» **CHALLENGE**
Determine the number of lines that contain the word "Clean", then state that number and nothing more.

------ SUPPLIED RECORDS ------

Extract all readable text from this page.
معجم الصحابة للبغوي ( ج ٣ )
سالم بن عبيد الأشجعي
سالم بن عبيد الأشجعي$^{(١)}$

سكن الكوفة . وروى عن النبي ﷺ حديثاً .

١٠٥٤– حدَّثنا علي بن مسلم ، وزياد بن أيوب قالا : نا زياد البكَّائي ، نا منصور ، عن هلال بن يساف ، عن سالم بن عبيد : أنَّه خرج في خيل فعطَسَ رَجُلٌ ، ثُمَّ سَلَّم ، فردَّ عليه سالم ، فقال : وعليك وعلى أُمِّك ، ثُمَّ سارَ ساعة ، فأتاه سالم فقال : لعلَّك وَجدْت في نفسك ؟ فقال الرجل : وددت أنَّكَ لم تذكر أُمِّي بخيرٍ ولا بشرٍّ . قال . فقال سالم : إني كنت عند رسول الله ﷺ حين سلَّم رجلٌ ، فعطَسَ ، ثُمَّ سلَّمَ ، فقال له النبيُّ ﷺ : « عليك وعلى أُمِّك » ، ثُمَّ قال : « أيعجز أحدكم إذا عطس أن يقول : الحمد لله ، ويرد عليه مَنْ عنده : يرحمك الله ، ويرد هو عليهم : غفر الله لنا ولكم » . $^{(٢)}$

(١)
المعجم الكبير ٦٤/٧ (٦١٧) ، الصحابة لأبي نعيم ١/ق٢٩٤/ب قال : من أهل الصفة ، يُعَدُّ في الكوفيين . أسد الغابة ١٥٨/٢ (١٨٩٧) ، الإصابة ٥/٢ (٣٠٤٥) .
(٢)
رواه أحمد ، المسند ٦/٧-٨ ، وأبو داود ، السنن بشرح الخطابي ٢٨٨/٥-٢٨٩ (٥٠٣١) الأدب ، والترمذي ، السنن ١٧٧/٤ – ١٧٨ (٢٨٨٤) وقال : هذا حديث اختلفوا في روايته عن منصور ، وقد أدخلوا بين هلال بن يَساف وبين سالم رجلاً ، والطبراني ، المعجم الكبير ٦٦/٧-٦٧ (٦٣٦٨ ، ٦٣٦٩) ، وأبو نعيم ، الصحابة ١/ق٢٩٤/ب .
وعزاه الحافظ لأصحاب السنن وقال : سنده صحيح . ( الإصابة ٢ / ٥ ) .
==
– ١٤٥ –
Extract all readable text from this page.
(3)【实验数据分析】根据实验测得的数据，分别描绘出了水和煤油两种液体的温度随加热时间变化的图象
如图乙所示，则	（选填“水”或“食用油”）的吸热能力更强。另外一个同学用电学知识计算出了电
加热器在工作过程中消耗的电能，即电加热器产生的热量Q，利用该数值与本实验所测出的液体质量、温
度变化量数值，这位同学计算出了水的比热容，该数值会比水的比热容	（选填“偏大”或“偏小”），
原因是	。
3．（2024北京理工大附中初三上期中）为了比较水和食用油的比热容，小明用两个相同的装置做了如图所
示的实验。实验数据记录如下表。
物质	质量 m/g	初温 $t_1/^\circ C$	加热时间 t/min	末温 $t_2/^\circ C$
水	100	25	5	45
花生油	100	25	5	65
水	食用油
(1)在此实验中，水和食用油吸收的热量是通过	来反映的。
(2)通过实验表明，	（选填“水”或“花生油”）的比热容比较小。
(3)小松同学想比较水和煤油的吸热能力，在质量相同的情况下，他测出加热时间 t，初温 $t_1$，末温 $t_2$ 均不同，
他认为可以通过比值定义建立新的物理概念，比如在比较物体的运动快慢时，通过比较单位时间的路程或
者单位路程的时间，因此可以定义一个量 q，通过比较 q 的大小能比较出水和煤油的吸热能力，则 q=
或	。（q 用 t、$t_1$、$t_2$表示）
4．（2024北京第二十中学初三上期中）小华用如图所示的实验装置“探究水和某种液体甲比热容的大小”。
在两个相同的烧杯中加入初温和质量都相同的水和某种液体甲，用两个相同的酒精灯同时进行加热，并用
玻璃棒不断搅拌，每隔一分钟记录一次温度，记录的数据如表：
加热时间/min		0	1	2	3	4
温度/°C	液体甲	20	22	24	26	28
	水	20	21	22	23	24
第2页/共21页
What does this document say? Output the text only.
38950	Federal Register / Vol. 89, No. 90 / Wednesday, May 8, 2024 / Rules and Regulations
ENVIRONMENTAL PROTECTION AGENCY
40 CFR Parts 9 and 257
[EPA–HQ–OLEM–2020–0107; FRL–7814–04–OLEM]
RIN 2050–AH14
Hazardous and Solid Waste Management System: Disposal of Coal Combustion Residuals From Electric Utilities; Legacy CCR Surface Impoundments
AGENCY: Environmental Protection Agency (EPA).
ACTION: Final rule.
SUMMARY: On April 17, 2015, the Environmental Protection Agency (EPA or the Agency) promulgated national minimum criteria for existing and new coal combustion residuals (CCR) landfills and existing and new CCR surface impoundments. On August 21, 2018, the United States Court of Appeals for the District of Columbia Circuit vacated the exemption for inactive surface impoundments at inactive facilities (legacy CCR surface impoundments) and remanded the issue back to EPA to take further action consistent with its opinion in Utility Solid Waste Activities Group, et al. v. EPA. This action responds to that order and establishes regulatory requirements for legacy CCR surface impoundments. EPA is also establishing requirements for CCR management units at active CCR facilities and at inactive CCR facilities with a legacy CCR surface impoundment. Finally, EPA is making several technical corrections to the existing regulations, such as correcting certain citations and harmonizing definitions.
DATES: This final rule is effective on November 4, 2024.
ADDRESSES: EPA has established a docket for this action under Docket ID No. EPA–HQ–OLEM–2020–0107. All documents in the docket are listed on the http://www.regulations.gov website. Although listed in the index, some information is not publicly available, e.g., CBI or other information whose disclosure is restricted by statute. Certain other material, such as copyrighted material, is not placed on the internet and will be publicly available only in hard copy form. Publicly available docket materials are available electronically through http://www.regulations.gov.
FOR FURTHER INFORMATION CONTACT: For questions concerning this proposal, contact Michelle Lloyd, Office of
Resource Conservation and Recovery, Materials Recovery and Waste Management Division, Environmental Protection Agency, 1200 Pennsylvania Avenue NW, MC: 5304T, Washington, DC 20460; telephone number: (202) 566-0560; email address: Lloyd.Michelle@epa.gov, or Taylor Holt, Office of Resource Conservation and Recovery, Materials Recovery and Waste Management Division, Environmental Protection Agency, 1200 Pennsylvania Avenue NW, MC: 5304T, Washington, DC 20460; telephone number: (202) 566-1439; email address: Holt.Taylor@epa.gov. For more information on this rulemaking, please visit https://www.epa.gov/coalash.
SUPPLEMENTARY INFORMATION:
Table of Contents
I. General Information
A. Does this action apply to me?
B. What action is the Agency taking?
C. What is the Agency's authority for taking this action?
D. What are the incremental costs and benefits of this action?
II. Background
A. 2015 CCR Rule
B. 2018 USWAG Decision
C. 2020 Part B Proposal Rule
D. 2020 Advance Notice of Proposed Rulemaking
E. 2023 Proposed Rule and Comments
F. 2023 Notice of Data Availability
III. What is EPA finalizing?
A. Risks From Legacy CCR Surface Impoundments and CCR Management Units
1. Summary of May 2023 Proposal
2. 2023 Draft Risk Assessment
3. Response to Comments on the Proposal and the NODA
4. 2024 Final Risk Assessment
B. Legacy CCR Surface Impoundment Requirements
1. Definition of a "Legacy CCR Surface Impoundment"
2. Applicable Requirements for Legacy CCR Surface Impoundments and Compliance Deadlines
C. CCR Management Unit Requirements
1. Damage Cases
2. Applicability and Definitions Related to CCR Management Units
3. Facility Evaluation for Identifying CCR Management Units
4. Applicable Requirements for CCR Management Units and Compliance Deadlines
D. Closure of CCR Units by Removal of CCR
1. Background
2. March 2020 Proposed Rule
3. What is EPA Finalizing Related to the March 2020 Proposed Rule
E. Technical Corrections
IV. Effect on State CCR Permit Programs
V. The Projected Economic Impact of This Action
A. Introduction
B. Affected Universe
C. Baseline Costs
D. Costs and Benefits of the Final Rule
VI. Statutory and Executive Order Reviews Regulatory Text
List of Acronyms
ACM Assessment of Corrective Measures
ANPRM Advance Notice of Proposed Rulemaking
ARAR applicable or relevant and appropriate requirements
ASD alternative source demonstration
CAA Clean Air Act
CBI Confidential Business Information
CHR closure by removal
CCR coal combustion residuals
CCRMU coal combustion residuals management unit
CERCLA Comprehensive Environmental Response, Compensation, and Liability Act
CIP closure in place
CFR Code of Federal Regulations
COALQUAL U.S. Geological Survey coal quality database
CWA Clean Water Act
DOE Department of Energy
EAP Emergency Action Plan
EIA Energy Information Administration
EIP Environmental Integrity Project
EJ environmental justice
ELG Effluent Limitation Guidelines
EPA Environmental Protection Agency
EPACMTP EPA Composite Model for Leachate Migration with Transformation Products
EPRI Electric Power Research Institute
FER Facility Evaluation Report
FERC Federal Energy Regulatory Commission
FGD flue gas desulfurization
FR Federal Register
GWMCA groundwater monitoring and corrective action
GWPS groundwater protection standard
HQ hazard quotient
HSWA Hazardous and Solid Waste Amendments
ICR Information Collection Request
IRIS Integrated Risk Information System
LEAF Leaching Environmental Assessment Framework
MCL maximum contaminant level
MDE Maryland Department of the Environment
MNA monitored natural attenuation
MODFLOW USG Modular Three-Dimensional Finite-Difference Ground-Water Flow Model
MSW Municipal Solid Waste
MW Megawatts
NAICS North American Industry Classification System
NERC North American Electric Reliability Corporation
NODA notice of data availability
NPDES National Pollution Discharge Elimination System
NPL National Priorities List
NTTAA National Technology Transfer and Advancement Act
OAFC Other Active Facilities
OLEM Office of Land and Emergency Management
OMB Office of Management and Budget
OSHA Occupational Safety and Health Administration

------

» **PROBLEM SOLUTION**
2